Aim »
Pictures stay out of the copy; restate everything else in the material exactly.

Collected data
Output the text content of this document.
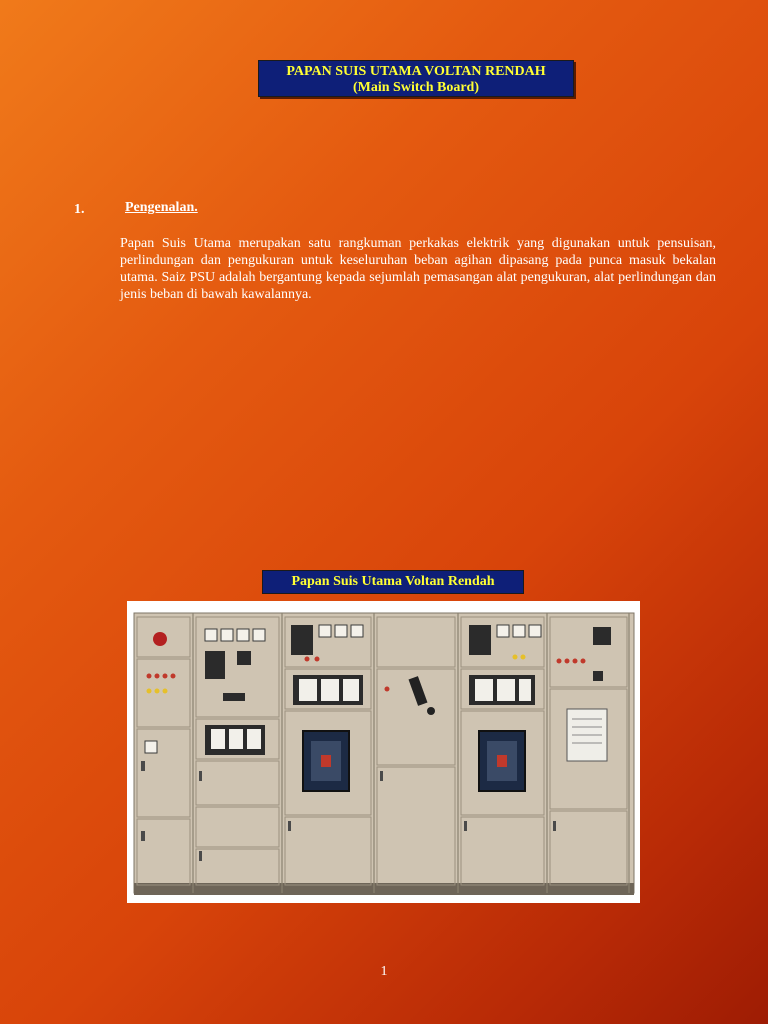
PAPAN SUIS UTAMA VOLTAN RENDAH
(Main Switch Board)
1.	Pengenalan.
Papan Suis Utama merupakan satu rangkuman perkakas elektrik yang digunakan untuk pensuisan, perlindungan dan pengukuran untuk keseluruhan beban agihan dipasang pada punca masuk bekalan utama. Saiz PSU adalah bergantung kepada sejumlah pemasangan alat pengukuran, alat perlindungan dan jenis beban di bawah kawalannya.
Papan Suis Utama Voltan Rendah
1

Response to the exercise »
Output the text content of this document.
PAPAN SUIS UTAMA VOLTAN RENDAH
(Main Switch Board)
1.	Pengenalan.
Papan Suis Utama merupakan satu rangkuman perkakas elektrik yang digunakan untuk pensuisan, perlindungan dan pengukuran untuk keseluruhan beban agihan dipasang pada punca masuk bekalan utama. Saiz PSU adalah bergantung kepada sejumlah pemasangan alat pengukuran, alat perlindungan dan jenis beban di bawah kawalannya.
Papan Suis Utama Voltan Rendah
1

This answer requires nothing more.